### Problem requirements
List each line in which the string "SDTVAR" appears.

Start of Dataset excerpts

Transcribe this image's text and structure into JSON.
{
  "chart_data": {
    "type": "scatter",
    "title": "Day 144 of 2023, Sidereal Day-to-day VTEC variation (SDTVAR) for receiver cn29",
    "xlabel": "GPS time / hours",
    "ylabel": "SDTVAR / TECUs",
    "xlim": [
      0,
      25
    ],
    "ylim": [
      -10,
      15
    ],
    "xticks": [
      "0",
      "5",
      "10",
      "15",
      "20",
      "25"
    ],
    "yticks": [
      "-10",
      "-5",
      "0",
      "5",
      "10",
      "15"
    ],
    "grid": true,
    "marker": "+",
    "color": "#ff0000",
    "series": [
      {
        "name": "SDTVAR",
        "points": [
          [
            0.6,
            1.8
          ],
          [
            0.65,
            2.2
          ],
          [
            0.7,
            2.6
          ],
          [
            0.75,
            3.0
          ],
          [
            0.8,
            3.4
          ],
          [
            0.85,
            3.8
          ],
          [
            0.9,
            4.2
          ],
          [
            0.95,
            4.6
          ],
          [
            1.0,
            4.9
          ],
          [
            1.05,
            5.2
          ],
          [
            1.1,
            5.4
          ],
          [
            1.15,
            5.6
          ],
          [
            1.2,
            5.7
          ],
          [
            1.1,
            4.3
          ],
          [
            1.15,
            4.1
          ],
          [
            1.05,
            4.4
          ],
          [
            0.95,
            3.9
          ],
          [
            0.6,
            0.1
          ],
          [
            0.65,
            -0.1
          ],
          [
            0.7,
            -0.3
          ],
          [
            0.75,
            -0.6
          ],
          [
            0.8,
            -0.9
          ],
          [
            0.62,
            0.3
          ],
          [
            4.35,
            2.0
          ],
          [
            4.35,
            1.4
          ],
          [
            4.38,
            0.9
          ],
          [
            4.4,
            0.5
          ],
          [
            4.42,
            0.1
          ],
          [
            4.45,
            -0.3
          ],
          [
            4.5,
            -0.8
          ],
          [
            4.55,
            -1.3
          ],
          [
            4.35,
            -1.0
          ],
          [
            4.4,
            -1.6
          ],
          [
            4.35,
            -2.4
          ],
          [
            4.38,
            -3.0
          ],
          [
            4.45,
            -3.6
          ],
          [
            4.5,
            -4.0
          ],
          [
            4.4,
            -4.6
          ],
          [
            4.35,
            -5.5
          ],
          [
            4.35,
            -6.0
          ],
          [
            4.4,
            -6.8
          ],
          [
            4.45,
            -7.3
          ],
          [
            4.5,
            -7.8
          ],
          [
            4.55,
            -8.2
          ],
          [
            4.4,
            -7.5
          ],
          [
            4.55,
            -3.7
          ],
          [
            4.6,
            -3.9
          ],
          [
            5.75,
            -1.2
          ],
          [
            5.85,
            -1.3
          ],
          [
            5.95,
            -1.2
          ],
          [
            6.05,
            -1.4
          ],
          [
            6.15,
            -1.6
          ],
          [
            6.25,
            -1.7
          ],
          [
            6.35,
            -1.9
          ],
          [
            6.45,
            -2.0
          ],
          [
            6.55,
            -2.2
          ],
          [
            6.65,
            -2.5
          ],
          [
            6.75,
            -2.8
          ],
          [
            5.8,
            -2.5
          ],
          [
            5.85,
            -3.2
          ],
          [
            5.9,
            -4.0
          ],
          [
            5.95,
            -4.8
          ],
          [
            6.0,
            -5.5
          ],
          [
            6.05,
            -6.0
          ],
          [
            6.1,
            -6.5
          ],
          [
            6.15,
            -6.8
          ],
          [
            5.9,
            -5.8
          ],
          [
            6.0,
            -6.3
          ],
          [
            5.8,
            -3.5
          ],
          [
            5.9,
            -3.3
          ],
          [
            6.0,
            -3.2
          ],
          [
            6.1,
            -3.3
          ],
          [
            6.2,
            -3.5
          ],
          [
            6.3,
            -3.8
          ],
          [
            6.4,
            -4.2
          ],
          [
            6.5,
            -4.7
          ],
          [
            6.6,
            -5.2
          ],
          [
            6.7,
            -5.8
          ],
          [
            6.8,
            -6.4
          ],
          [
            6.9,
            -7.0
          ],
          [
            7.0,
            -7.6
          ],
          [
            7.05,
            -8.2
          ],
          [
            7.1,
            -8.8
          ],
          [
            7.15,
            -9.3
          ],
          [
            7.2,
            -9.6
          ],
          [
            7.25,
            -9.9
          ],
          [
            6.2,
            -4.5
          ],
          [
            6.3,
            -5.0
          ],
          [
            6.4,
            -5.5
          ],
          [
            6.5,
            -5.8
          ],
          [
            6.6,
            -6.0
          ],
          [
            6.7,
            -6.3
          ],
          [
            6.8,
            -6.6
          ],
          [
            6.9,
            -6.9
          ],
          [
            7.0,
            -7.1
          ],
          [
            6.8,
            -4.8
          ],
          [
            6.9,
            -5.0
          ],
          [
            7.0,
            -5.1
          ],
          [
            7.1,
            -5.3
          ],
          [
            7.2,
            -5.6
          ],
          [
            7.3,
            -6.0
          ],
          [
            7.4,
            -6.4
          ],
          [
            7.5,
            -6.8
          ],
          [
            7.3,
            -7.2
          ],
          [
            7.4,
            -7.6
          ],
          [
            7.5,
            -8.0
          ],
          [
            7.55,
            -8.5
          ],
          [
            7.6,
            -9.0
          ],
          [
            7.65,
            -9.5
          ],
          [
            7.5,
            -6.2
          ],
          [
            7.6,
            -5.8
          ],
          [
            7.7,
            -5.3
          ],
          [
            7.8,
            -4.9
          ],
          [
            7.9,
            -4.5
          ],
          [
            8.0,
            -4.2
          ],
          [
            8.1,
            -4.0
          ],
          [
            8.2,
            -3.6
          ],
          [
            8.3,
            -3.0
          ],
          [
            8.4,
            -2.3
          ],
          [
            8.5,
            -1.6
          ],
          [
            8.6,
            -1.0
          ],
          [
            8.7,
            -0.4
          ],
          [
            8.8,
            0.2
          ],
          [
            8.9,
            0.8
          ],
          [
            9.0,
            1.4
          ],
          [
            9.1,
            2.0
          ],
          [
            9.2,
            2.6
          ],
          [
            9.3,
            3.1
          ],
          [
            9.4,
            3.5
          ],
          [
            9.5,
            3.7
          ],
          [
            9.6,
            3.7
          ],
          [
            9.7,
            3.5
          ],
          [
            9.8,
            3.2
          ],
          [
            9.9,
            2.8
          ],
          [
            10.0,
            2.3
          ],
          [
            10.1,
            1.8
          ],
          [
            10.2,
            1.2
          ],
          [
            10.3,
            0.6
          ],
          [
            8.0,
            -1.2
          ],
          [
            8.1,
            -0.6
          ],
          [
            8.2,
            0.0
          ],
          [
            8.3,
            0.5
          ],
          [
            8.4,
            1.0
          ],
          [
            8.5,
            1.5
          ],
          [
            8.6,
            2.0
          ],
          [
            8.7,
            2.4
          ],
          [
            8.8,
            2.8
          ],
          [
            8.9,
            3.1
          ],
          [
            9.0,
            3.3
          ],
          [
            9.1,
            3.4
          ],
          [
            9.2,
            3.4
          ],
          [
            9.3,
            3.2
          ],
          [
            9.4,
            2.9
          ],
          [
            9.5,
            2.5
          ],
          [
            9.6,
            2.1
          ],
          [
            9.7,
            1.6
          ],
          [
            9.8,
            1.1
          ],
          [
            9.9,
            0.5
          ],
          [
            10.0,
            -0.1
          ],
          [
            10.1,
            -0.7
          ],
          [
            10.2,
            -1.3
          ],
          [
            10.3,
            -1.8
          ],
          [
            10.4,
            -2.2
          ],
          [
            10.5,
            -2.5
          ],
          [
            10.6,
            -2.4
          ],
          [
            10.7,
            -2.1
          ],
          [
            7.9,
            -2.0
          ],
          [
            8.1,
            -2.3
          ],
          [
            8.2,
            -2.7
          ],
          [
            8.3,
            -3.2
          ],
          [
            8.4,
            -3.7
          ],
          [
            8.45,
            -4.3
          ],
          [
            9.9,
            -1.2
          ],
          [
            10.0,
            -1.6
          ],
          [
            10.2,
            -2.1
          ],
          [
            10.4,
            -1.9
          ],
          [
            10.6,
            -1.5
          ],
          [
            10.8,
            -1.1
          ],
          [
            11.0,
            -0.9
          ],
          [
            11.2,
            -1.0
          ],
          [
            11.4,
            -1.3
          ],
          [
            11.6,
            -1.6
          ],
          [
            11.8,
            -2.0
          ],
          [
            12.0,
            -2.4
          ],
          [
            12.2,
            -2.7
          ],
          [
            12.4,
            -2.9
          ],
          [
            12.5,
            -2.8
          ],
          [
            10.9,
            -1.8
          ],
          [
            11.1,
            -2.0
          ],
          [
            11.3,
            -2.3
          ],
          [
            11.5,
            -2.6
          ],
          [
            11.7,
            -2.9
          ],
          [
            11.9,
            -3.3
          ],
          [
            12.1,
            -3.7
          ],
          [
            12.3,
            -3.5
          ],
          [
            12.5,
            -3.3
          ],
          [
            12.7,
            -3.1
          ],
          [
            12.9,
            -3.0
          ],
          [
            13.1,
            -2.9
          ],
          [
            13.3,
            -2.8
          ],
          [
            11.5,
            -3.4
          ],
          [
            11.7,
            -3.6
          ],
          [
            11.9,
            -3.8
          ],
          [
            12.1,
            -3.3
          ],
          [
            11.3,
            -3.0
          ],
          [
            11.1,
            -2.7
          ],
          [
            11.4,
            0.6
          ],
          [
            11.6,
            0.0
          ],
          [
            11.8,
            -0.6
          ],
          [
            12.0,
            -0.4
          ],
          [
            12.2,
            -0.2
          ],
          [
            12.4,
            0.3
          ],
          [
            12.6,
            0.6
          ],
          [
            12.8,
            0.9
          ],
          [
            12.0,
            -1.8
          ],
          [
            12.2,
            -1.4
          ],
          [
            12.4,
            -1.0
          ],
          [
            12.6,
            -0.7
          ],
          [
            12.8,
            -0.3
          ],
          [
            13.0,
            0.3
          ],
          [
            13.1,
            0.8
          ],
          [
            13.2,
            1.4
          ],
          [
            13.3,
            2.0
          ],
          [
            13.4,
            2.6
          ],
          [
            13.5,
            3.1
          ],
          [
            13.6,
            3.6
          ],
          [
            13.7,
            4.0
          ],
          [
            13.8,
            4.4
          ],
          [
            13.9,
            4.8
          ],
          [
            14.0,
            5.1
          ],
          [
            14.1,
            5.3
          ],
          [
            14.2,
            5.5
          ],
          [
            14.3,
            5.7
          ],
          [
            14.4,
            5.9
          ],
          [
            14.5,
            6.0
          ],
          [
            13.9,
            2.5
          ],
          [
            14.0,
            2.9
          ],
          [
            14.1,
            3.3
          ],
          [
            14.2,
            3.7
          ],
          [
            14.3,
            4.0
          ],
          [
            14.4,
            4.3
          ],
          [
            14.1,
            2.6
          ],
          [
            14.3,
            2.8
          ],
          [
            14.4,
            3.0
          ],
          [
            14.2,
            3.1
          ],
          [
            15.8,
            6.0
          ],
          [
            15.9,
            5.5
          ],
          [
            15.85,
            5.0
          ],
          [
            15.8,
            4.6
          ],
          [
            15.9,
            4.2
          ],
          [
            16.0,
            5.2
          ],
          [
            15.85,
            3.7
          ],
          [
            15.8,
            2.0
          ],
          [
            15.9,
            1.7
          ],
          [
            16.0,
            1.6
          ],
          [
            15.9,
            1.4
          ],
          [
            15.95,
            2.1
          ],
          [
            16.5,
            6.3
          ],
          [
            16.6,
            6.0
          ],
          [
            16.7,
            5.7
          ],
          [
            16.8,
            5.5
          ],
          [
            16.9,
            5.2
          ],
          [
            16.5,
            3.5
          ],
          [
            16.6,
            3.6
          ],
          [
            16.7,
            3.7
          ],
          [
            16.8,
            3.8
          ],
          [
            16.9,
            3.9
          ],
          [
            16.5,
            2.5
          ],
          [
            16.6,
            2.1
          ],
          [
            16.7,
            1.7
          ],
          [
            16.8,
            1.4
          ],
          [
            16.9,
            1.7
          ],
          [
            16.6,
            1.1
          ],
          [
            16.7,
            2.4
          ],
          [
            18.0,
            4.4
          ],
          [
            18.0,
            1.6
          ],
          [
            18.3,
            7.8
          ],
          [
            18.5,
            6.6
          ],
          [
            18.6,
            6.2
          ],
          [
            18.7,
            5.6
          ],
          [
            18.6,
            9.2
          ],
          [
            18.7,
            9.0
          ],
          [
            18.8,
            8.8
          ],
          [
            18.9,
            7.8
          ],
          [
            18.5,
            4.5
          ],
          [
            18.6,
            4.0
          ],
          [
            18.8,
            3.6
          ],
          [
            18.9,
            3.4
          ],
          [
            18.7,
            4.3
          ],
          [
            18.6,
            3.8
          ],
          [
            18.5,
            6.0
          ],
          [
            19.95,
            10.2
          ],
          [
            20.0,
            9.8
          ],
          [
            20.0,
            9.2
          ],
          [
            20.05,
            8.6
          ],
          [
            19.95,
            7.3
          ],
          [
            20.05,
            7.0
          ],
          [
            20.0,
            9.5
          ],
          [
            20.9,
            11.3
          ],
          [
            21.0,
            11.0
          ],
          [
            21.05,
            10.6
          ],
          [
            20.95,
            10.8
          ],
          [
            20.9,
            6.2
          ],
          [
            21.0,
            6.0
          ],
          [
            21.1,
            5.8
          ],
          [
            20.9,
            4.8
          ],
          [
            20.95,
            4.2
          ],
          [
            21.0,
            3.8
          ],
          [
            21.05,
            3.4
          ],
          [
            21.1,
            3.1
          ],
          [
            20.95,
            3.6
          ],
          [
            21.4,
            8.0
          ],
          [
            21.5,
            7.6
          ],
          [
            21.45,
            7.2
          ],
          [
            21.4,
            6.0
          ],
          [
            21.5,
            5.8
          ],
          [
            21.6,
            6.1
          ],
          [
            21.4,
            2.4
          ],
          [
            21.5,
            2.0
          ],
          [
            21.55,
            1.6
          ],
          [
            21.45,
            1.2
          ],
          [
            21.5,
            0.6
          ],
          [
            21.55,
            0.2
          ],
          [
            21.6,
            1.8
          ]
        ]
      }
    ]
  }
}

End of Dataset excerpts

### Completed exercise
    "title": "Day 144 of 2023, Sidereal Day-to-day VTEC variation (SDTVAR) for receiver cn29",
    "ylabel": "SDTVAR / TECUs",
        "name": "SDTVAR",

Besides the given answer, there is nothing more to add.